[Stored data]
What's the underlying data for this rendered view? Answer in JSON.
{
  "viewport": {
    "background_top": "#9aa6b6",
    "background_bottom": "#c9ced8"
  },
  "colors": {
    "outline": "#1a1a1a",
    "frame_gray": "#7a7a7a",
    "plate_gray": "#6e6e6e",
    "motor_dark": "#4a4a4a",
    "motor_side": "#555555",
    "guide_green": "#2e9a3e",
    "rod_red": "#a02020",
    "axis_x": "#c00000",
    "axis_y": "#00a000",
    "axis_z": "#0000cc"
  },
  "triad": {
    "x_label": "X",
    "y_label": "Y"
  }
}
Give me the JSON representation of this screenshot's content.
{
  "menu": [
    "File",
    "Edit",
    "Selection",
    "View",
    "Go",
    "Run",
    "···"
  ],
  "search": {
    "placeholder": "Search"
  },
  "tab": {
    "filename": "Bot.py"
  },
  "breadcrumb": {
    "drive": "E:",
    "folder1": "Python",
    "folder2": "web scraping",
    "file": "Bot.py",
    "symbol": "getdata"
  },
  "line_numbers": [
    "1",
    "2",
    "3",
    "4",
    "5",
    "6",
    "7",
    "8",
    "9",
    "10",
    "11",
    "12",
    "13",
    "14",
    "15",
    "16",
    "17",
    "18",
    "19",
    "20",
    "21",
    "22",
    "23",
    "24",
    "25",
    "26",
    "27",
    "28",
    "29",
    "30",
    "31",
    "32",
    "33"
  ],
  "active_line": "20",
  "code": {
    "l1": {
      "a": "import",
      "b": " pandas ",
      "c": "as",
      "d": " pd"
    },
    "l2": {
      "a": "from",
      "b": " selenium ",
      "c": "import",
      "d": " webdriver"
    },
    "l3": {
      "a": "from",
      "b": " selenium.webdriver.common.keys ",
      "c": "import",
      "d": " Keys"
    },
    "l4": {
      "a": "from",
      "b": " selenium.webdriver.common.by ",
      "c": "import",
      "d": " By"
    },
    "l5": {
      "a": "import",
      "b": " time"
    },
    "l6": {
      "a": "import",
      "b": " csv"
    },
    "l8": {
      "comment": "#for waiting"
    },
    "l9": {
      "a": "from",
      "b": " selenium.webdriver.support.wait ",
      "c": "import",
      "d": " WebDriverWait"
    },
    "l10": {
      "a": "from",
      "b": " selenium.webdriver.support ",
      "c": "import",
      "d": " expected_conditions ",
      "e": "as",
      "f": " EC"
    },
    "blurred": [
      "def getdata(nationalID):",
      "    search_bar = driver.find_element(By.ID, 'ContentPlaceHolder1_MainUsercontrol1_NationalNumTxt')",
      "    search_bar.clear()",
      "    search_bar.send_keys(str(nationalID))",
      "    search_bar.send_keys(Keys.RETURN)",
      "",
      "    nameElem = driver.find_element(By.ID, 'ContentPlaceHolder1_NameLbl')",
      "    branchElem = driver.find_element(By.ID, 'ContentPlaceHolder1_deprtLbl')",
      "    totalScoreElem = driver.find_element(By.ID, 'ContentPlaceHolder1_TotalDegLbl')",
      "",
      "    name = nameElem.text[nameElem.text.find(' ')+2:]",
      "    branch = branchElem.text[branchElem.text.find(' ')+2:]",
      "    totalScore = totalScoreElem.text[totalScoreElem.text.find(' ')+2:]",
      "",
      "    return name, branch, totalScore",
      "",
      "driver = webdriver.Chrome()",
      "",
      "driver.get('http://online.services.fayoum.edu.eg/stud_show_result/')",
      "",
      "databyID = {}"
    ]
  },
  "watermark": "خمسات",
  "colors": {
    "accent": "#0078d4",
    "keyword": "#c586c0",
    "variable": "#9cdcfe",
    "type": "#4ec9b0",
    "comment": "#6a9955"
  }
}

• [Your task]:
Write out all the lines again, exactly as they are.

• [The solution]:
What's the underlying data for this rendered view? Answer in JSON.
{
  "viewport": {
    "background_top": "#9aa6b6",
    "background_bottom": "#c9ced8"
  },
  "colors": {
    "outline": "#1a1a1a",
    "frame_gray": "#7a7a7a",
    "plate_gray": "#6e6e6e",
    "motor_dark": "#4a4a4a",
    "motor_side": "#555555",
    "guide_green": "#2e9a3e",
    "rod_red": "#a02020",
    "axis_x": "#c00000",
    "axis_y": "#00a000",
    "axis_z": "#0000cc"
  },
  "triad": {
    "x_label": "X",
    "y_label": "Y"
  }
}
Give me the JSON representation of this screenshot's content.
{
  "menu": [
    "File",
    "Edit",
    "Selection",
    "View",
    "Go",
    "Run",
    "···"
  ],
  "search": {
    "placeholder": "Search"
  },
  "tab": {
    "filename": "Bot.py"
  },
  "breadcrumb": {
    "drive": "E:",
    "folder1": "Python",
    "folder2": "web scraping",
    "file": "Bot.py",
    "symbol": "getdata"
  },
  "line_numbers": [
    "1",
    "2",
    "3",
    "4",
    "5",
    "6",
    "7",
    "8",
    "9",
    "10",
    "11",
    "12",
    "13",
    "14",
    "15",
    "16",
    "17",
    "18",
    "19",
    "20",
    "21",
    "22",
    "23",
    "24",
    "25",
    "26",
    "27",
    "28",
    "29",
    "30",
    "31",
    "32",
    "33"
  ],
  "active_line": "20",
  "code": {
    "l1": {
      "a": "import",
      "b": " pandas ",
      "c": "as",
      "d": " pd"
    },
    "l2": {
      "a": "from",
      "b": " selenium ",
      "c": "import",
      "d": " webdriver"
    },
    "l3": {
      "a": "from",
      "b": " selenium.webdriver.common.keys ",
      "c": "import",
      "d": " Keys"
    },
    "l4": {
      "a": "from",
      "b": " selenium.webdriver.common.by ",
      "c": "import",
      "d": " By"
    },
    "l5": {
      "a": "import",
      "b": " time"
    },
    "l6": {
      "a": "import",
      "b": " csv"
    },
    "l8": {
      "comment": "#for waiting"
    },
    "l9": {
      "a": "from",
      "b": " selenium.webdriver.support.wait ",
      "c": "import",
      "d": " WebDriverWait"
    },
    "l10": {
      "a": "from",
      "b": " selenium.webdriver.support ",
      "c": "import",
      "d": " expected_conditions ",
      "e": "as",
      "f": " EC"
    },
    "blurred": [
      "def getdata(nationalID):",
      "    search_bar = driver.find_element(By.ID, 'ContentPlaceHolder1_MainUsercontrol1_NationalNumTxt')",
      "    search_bar.clear()",
      "    search_bar.send_keys(str(nationalID))",
      "    search_bar.send_keys(Keys.RETURN)",
      "",
      "    nameElem = driver.find_element(By.ID, 'ContentPlaceHolder1_NameLbl')",
      "    branchElem = driver.find_element(By.ID, 'ContentPlaceHolder1_deprtLbl')",
      "    totalScoreElem = driver.find_element(By.ID, 'ContentPlaceHolder1_TotalDegLbl')",
      "",
      "    name = nameElem.text[nameElem.text.find(' ')+2:]",
      "    branch = branchElem.text[branchElem.text.find(' ')+2:]",
      "    totalScore = totalScoreElem.text[totalScoreElem.text.find(' ')+2:]",
      "",
      "    return name, branch, totalScore",
      "",
      "driver = webdriver.Chrome()",
      "",
      "driver.get('http://online.services.fayoum.edu.eg/stud_show_result/')",
      "",
      "databyID = {}"
    ]
  },
  "watermark": "خمسات",
  "colors": {
    "accent": "#0078d4",
    "keyword": "#c586c0",
    "variable": "#9cdcfe",
    "type": "#4ec9b0",
    "comment": "#6a9955"
  }
}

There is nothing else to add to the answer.